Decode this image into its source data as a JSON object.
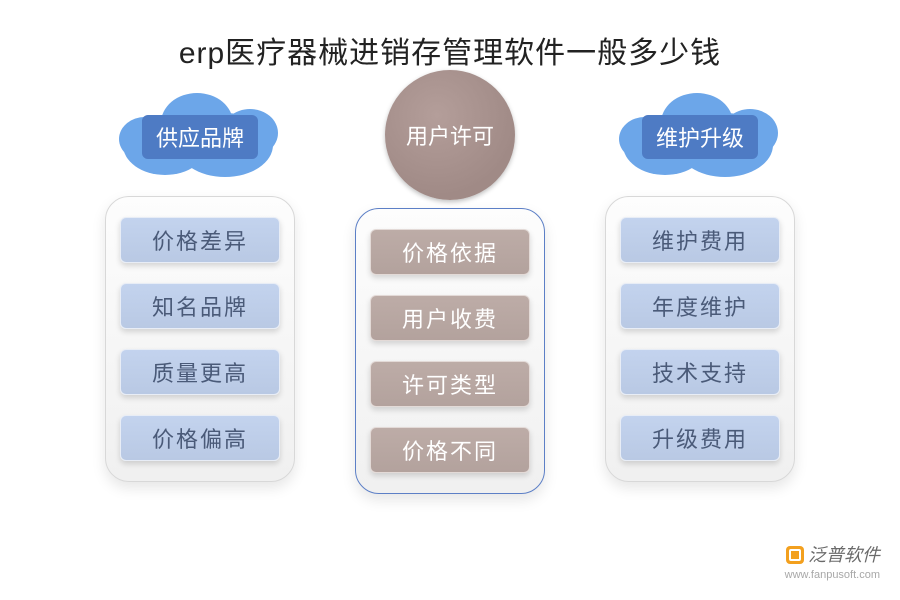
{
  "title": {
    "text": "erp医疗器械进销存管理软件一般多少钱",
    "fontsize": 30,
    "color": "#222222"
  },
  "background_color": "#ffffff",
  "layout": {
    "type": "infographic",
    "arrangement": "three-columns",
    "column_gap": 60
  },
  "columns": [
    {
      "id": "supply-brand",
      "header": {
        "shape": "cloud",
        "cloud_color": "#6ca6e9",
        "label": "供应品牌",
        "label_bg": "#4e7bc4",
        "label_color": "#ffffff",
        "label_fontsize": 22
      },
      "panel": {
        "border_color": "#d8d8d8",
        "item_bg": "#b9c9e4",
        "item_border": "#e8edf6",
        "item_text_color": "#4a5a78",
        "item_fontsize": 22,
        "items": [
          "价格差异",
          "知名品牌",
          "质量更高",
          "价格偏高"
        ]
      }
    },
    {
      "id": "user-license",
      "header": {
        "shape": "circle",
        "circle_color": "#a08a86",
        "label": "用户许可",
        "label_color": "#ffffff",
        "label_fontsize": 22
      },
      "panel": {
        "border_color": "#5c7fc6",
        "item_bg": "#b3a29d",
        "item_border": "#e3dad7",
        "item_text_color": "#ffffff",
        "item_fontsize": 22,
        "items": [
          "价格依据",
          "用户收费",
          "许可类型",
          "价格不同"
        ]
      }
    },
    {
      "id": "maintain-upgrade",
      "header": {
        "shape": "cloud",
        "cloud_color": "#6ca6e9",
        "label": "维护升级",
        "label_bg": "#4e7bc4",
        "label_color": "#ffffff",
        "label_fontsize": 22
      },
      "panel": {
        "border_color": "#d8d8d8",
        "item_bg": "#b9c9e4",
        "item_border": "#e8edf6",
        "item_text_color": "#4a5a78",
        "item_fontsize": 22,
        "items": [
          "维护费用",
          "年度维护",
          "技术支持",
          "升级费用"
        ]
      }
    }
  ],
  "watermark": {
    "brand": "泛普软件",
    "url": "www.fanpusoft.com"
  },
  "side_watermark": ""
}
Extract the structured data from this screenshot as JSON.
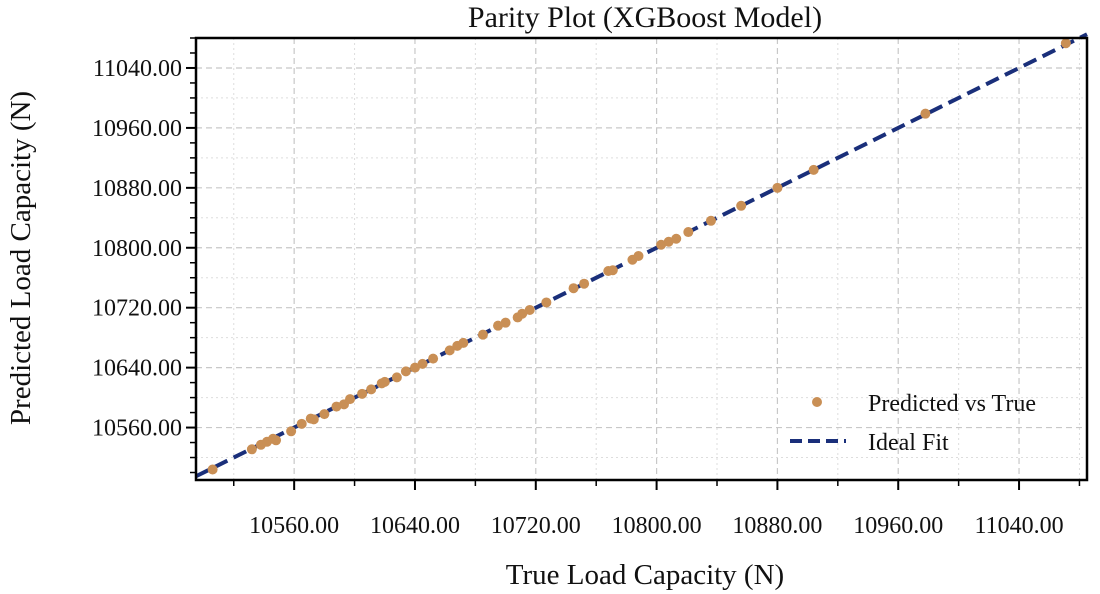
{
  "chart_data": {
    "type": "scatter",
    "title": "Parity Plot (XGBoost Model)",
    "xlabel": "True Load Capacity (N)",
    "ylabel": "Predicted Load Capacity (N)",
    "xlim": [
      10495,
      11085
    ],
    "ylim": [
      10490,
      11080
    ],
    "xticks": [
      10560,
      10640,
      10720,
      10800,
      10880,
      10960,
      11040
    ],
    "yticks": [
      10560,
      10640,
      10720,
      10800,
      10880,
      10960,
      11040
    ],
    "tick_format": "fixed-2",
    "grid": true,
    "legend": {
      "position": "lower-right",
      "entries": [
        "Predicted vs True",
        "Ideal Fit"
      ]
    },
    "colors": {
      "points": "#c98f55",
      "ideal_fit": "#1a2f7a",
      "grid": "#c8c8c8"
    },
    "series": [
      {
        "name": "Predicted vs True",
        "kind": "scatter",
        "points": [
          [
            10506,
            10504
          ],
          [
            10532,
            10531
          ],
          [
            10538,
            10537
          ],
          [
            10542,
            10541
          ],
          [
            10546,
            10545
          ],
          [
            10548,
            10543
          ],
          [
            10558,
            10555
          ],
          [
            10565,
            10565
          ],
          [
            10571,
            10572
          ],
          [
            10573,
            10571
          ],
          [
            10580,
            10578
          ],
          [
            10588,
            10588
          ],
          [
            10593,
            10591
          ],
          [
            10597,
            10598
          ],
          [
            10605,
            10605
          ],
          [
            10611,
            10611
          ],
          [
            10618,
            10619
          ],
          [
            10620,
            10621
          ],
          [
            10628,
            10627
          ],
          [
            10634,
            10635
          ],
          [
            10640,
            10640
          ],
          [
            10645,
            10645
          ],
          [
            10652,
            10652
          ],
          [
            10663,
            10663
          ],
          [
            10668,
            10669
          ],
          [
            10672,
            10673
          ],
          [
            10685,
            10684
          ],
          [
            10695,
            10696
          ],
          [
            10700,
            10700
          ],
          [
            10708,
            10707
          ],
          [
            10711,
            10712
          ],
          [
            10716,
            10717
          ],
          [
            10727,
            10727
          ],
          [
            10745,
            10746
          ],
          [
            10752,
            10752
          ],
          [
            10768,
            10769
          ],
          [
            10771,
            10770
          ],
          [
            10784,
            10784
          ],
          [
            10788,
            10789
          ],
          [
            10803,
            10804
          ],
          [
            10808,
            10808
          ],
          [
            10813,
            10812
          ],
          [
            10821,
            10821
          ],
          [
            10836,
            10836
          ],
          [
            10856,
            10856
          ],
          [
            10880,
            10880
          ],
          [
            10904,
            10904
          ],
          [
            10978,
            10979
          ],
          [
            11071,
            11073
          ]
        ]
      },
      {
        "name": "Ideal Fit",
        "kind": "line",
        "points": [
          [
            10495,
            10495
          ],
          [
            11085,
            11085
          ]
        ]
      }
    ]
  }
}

::::

**Short problem**: Without the pictures, output the full listing exactly as it stands.

**Answer to the problem**:
Decode this image into its source data as a JSON object.
{
  "title": {
    "text": "erp医疗器械进销存管理软件一般多少钱",
    "fontsize": 30,
    "color": "#222222"
  },
  "background_color": "#ffffff",
  "layout": {
    "type": "infographic",
    "arrangement": "three-columns",
    "column_gap": 60
  },
  "columns": [
    {
      "id": "supply-brand",
      "header": {
        "shape": "cloud",
        "cloud_color": "#6ca6e9",
        "label": "供应品牌",
        "label_bg": "#4e7bc4",
        "label_color": "#ffffff",
        "label_fontsize": 22
      },
      "panel": {
        "border_color": "#d8d8d8",
        "item_bg": "#b9c9e4",
        "item_border": "#e8edf6",
        "item_text_color": "#4a5a78",
        "item_fontsize": 22,
        "items": [
          "价格差异",
          "知名品牌",
          "质量更高",
          "价格偏高"
        ]
      }
    },
    {
      "id": "user-license",
      "header": {
        "shape": "circle",
        "circle_color": "#a08a86",
        "label": "用户许可",
        "label_color": "#ffffff",
        "label_fontsize": 22
      },
      "panel": {
        "border_color": "#5c7fc6",
        "item_bg": "#b3a29d",
        "item_border": "#e3dad7",
        "item_text_color": "#ffffff",
        "item_fontsize": 22,
        "items": [
          "价格依据",
          "用户收费",
          "许可类型",
          "价格不同"
        ]
      }
    },
    {
      "id": "maintain-upgrade",
      "header": {
        "shape": "cloud",
        "cloud_color": "#6ca6e9",
        "label": "维护升级",
        "label_bg": "#4e7bc4",
        "label_color": "#ffffff",
        "label_fontsize": 22
      },
      "panel": {
        "border_color": "#d8d8d8",
        "item_bg": "#b9c9e4",
        "item_border": "#e8edf6",
        "item_text_color": "#4a5a78",
        "item_fontsize": 22,
        "items": [
          "维护费用",
          "年度维护",
          "技术支持",
          "升级费用"
        ]
      }
    }
  ],
  "watermark": {
    "brand": "泛普软件",
    "url": "www.fanpusoft.com"
  },
  "side_watermark": ""
}
Extract the structured data from this screenshot as JSON.
{
  "chart_data": {
    "type": "scatter",
    "title": "Parity Plot (XGBoost Model)",
    "xlabel": "True Load Capacity (N)",
    "ylabel": "Predicted Load Capacity (N)",
    "xlim": [
      10495,
      11085
    ],
    "ylim": [
      10490,
      11080
    ],
    "xticks": [
      10560,
      10640,
      10720,
      10800,
      10880,
      10960,
      11040
    ],
    "yticks": [
      10560,
      10640,
      10720,
      10800,
      10880,
      10960,
      11040
    ],
    "tick_format": "fixed-2",
    "grid": true,
    "legend": {
      "position": "lower-right",
      "entries": [
        "Predicted vs True",
        "Ideal Fit"
      ]
    },
    "colors": {
      "points": "#c98f55",
      "ideal_fit": "#1a2f7a",
      "grid": "#c8c8c8"
    },
    "series": [
      {
        "name": "Predicted vs True",
        "kind": "scatter",
        "points": [
          [
            10506,
            10504
          ],
          [
            10532,
            10531
          ],
          [
            10538,
            10537
          ],
          [
            10542,
            10541
          ],
          [
            10546,
            10545
          ],
          [
            10548,
            10543
          ],
          [
            10558,
            10555
          ],
          [
            10565,
            10565
          ],
          [
            10571,
            10572
          ],
          [
            10573,
            10571
          ],
          [
            10580,
            10578
          ],
          [
            10588,
            10588
          ],
          [
            10593,
            10591
          ],
          [
            10597,
            10598
          ],
          [
            10605,
            10605
          ],
          [
            10611,
            10611
          ],
          [
            10618,
            10619
          ],
          [
            10620,
            10621
          ],
          [
            10628,
            10627
          ],
          [
            10634,
            10635
          ],
          [
            10640,
            10640
          ],
          [
            10645,
            10645
          ],
          [
            10652,
            10652
          ],
          [
            10663,
            10663
          ],
          [
            10668,
            10669
          ],
          [
            10672,
            10673
          ],
          [
            10685,
            10684
          ],
          [
            10695,
            10696
          ],
          [
            10700,
            10700
          ],
          [
            10708,
            10707
          ],
          [
            10711,
            10712
          ],
          [
            10716,
            10717
          ],
          [
            10727,
            10727
          ],
          [
            10745,
            10746
          ],
          [
            10752,
            10752
          ],
          [
            10768,
            10769
          ],
          [
            10771,
            10770
          ],
          [
            10784,
            10784
          ],
          [
            10788,
            10789
          ],
          [
            10803,
            10804
          ],
          [
            10808,
            10808
          ],
          [
            10813,
            10812
          ],
          [
            10821,
            10821
          ],
          [
            10836,
            10836
          ],
          [
            10856,
            10856
          ],
          [
            10880,
            10880
          ],
          [
            10904,
            10904
          ],
          [
            10978,
            10979
          ],
          [
            11071,
            11073
          ]
        ]
      },
      {
        "name": "Ideal Fit",
        "kind": "line",
        "points": [
          [
            10495,
            10495
          ],
          [
            11085,
            11085
          ]
        ]
      }
    ]
  }
}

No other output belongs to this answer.